***** EXTRACTED INFORMATION *****

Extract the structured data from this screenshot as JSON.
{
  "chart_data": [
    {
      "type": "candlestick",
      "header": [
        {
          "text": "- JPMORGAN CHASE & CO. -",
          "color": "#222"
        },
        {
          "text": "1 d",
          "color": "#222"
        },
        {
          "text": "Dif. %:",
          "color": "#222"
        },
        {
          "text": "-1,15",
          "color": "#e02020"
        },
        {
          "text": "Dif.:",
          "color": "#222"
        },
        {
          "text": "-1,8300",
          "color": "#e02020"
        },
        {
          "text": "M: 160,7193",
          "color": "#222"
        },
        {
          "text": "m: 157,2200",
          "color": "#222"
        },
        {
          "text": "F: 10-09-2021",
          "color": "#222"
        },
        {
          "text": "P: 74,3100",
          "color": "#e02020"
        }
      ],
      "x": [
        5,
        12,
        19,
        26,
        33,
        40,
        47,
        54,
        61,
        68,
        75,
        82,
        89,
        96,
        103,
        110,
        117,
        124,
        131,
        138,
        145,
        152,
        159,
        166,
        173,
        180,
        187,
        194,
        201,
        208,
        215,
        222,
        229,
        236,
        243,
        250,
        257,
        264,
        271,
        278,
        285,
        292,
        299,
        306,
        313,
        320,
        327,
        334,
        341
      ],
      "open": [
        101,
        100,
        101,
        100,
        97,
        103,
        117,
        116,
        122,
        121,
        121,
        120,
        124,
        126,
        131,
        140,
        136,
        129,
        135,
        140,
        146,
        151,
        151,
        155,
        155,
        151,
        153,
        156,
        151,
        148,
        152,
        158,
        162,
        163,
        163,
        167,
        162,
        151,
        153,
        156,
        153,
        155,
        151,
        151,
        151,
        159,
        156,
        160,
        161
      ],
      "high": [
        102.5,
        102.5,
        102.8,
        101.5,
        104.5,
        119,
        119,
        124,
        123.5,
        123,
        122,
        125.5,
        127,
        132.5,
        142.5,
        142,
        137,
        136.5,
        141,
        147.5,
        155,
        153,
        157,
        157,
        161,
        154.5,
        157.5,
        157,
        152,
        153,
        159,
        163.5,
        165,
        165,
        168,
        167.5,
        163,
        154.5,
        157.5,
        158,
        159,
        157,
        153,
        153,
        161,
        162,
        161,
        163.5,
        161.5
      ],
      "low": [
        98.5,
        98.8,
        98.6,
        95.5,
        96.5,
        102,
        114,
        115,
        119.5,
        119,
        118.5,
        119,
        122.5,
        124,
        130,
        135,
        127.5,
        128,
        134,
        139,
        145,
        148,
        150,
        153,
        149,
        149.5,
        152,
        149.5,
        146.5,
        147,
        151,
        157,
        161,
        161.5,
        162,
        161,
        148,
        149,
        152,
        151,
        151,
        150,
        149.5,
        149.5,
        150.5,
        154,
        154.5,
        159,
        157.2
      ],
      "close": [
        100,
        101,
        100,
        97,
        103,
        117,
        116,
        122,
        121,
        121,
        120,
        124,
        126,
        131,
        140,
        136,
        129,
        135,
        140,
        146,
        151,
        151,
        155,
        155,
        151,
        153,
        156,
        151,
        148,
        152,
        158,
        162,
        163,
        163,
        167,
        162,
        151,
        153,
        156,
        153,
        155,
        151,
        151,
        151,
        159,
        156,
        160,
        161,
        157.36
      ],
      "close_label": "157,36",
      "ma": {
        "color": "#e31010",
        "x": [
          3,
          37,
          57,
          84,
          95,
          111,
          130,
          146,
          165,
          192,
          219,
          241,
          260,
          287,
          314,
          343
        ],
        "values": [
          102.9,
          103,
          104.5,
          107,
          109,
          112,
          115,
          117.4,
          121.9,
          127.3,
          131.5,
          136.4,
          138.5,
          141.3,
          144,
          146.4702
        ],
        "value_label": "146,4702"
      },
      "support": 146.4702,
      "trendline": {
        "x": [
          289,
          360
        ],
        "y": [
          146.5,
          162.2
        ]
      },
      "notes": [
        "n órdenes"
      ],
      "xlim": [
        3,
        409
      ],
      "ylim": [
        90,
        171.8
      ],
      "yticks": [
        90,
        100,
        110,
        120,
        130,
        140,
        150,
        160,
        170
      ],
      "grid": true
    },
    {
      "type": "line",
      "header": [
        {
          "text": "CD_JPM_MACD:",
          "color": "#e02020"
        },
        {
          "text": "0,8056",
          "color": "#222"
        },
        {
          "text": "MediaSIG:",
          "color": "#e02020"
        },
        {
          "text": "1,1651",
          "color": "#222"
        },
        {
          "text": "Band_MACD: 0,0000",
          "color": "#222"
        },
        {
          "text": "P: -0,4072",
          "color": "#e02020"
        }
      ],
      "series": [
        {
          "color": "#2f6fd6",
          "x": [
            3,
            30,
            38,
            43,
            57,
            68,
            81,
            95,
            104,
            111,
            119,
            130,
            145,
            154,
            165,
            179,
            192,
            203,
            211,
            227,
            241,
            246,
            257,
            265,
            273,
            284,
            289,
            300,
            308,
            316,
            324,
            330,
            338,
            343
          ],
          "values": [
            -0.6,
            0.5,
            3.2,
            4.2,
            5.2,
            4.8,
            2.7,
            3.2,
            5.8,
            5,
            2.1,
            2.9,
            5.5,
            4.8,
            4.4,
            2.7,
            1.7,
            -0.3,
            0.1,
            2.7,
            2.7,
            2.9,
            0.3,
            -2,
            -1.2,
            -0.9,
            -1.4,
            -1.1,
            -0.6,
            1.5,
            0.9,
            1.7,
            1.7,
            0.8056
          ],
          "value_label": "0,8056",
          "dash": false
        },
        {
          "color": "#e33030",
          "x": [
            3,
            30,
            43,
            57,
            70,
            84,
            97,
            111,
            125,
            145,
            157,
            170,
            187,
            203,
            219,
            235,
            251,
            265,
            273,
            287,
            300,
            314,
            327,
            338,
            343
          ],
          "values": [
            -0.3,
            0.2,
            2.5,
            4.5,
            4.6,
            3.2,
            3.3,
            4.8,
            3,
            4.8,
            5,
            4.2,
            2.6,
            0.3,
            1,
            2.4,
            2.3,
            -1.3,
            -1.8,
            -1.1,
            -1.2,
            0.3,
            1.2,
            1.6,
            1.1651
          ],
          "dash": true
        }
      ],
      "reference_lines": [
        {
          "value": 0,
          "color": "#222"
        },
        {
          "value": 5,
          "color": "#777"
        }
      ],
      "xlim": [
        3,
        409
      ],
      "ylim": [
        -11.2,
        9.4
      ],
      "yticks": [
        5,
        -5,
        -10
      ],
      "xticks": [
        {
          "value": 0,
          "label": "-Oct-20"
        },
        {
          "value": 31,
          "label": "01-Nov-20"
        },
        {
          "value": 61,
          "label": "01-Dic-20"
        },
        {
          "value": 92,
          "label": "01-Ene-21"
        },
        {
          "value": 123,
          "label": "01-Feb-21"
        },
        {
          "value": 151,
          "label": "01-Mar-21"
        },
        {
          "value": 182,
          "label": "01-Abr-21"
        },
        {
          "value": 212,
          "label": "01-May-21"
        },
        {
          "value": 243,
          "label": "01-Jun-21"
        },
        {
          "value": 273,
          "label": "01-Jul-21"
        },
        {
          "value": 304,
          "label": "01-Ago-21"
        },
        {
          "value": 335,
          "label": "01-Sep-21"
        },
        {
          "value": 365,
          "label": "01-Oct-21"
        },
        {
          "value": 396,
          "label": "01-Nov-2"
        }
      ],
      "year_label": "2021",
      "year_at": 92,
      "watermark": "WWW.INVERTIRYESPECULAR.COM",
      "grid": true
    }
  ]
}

*****

Repeat the entries above exactly, leaving nothing out.

**FINISHED ANSWER**
Extract the structured data from this screenshot as JSON.
{
  "chart_data": [
    {
      "type": "candlestick",
      "header": [
        {
          "text": "- JPMORGAN CHASE & CO. -",
          "color": "#222"
        },
        {
          "text": "1 d",
          "color": "#222"
        },
        {
          "text": "Dif. %:",
          "color": "#222"
        },
        {
          "text": "-1,15",
          "color": "#e02020"
        },
        {
          "text": "Dif.:",
          "color": "#222"
        },
        {
          "text": "-1,8300",
          "color": "#e02020"
        },
        {
          "text": "M: 160,7193",
          "color": "#222"
        },
        {
          "text": "m: 157,2200",
          "color": "#222"
        },
        {
          "text": "F: 10-09-2021",
          "color": "#222"
        },
        {
          "text": "P: 74,3100",
          "color": "#e02020"
        }
      ],
      "x": [
        5,
        12,
        19,
        26,
        33,
        40,
        47,
        54,
        61,
        68,
        75,
        82,
        89,
        96,
        103,
        110,
        117,
        124,
        131,
        138,
        145,
        152,
        159,
        166,
        173,
        180,
        187,
        194,
        201,
        208,
        215,
        222,
        229,
        236,
        243,
        250,
        257,
        264,
        271,
        278,
        285,
        292,
        299,
        306,
        313,
        320,
        327,
        334,
        341
      ],
      "open": [
        101,
        100,
        101,
        100,
        97,
        103,
        117,
        116,
        122,
        121,
        121,
        120,
        124,
        126,
        131,
        140,
        136,
        129,
        135,
        140,
        146,
        151,
        151,
        155,
        155,
        151,
        153,
        156,
        151,
        148,
        152,
        158,
        162,
        163,
        163,
        167,
        162,
        151,
        153,
        156,
        153,
        155,
        151,
        151,
        151,
        159,
        156,
        160,
        161
      ],
      "high": [
        102.5,
        102.5,
        102.8,
        101.5,
        104.5,
        119,
        119,
        124,
        123.5,
        123,
        122,
        125.5,
        127,
        132.5,
        142.5,
        142,
        137,
        136.5,
        141,
        147.5,
        155,
        153,
        157,
        157,
        161,
        154.5,
        157.5,
        157,
        152,
        153,
        159,
        163.5,
        165,
        165,
        168,
        167.5,
        163,
        154.5,
        157.5,
        158,
        159,
        157,
        153,
        153,
        161,
        162,
        161,
        163.5,
        161.5
      ],
      "low": [
        98.5,
        98.8,
        98.6,
        95.5,
        96.5,
        102,
        114,
        115,
        119.5,
        119,
        118.5,
        119,
        122.5,
        124,
        130,
        135,
        127.5,
        128,
        134,
        139,
        145,
        148,
        150,
        153,
        149,
        149.5,
        152,
        149.5,
        146.5,
        147,
        151,
        157,
        161,
        161.5,
        162,
        161,
        148,
        149,
        152,
        151,
        151,
        150,
        149.5,
        149.5,
        150.5,
        154,
        154.5,
        159,
        157.2
      ],
      "close": [
        100,
        101,
        100,
        97,
        103,
        117,
        116,
        122,
        121,
        121,
        120,
        124,
        126,
        131,
        140,
        136,
        129,
        135,
        140,
        146,
        151,
        151,
        155,
        155,
        151,
        153,
        156,
        151,
        148,
        152,
        158,
        162,
        163,
        163,
        167,
        162,
        151,
        153,
        156,
        153,
        155,
        151,
        151,
        151,
        159,
        156,
        160,
        161,
        157.36
      ],
      "close_label": "157,36",
      "ma": {
        "color": "#e31010",
        "x": [
          3,
          37,
          57,
          84,
          95,
          111,
          130,
          146,
          165,
          192,
          219,
          241,
          260,
          287,
          314,
          343
        ],
        "values": [
          102.9,
          103,
          104.5,
          107,
          109,
          112,
          115,
          117.4,
          121.9,
          127.3,
          131.5,
          136.4,
          138.5,
          141.3,
          144,
          146.4702
        ],
        "value_label": "146,4702"
      },
      "support": 146.4702,
      "trendline": {
        "x": [
          289,
          360
        ],
        "y": [
          146.5,
          162.2
        ]
      },
      "notes": [
        "n órdenes"
      ],
      "xlim": [
        3,
        409
      ],
      "ylim": [
        90,
        171.8
      ],
      "yticks": [
        90,
        100,
        110,
        120,
        130,
        140,
        150,
        160,
        170
      ],
      "grid": true
    },
    {
      "type": "line",
      "header": [
        {
          "text": "CD_JPM_MACD:",
          "color": "#e02020"
        },
        {
          "text": "0,8056",
          "color": "#222"
        },
        {
          "text": "MediaSIG:",
          "color": "#e02020"
        },
        {
          "text": "1,1651",
          "color": "#222"
        },
        {
          "text": "Band_MACD: 0,0000",
          "color": "#222"
        },
        {
          "text": "P: -0,4072",
          "color": "#e02020"
        }
      ],
      "series": [
        {
          "color": "#2f6fd6",
          "x": [
            3,
            30,
            38,
            43,
            57,
            68,
            81,
            95,
            104,
            111,
            119,
            130,
            145,
            154,
            165,
            179,
            192,
            203,
            211,
            227,
            241,
            246,
            257,
            265,
            273,
            284,
            289,
            300,
            308,
            316,
            324,
            330,
            338,
            343
          ],
          "values": [
            -0.6,
            0.5,
            3.2,
            4.2,
            5.2,
            4.8,
            2.7,
            3.2,
            5.8,
            5,
            2.1,
            2.9,
            5.5,
            4.8,
            4.4,
            2.7,
            1.7,
            -0.3,
            0.1,
            2.7,
            2.7,
            2.9,
            0.3,
            -2,
            -1.2,
            -0.9,
            -1.4,
            -1.1,
            -0.6,
            1.5,
            0.9,
            1.7,
            1.7,
            0.8056
          ],
          "value_label": "0,8056",
          "dash": false
        },
        {
          "color": "#e33030",
          "x": [
            3,
            30,
            43,
            57,
            70,
            84,
            97,
            111,
            125,
            145,
            157,
            170,
            187,
            203,
            219,
            235,
            251,
            265,
            273,
            287,
            300,
            314,
            327,
            338,
            343
          ],
          "values": [
            -0.3,
            0.2,
            2.5,
            4.5,
            4.6,
            3.2,
            3.3,
            4.8,
            3,
            4.8,
            5,
            4.2,
            2.6,
            0.3,
            1,
            2.4,
            2.3,
            -1.3,
            -1.8,
            -1.1,
            -1.2,
            0.3,
            1.2,
            1.6,
            1.1651
          ],
          "dash": true
        }
      ],
      "reference_lines": [
        {
          "value": 0,
          "color": "#222"
        },
        {
          "value": 5,
          "color": "#777"
        }
      ],
      "xlim": [
        3,
        409
      ],
      "ylim": [
        -11.2,
        9.4
      ],
      "yticks": [
        5,
        -5,
        -10
      ],
      "xticks": [
        {
          "value": 0,
          "label": "-Oct-20"
        },
        {
          "value": 31,
          "label": "01-Nov-20"
        },
        {
          "value": 61,
          "label": "01-Dic-20"
        },
        {
          "value": 92,
          "label": "01-Ene-21"
        },
        {
          "value": 123,
          "label": "01-Feb-21"
        },
        {
          "value": 151,
          "label": "01-Mar-21"
        },
        {
          "value": 182,
          "label": "01-Abr-21"
        },
        {
          "value": 212,
          "label": "01-May-21"
        },
        {
          "value": 243,
          "label": "01-Jun-21"
        },
        {
          "value": 273,
          "label": "01-Jul-21"
        },
        {
          "value": 304,
          "label": "01-Ago-21"
        },
        {
          "value": 335,
          "label": "01-Sep-21"
        },
        {
          "value": 365,
          "label": "01-Oct-21"
        },
        {
          "value": 396,
          "label": "01-Nov-2"
        }
      ],
      "year_label": "2021",
      "year_at": 92,
      "watermark": "WWW.INVERTIRYESPECULAR.COM",
      "grid": true
    }
  ]
}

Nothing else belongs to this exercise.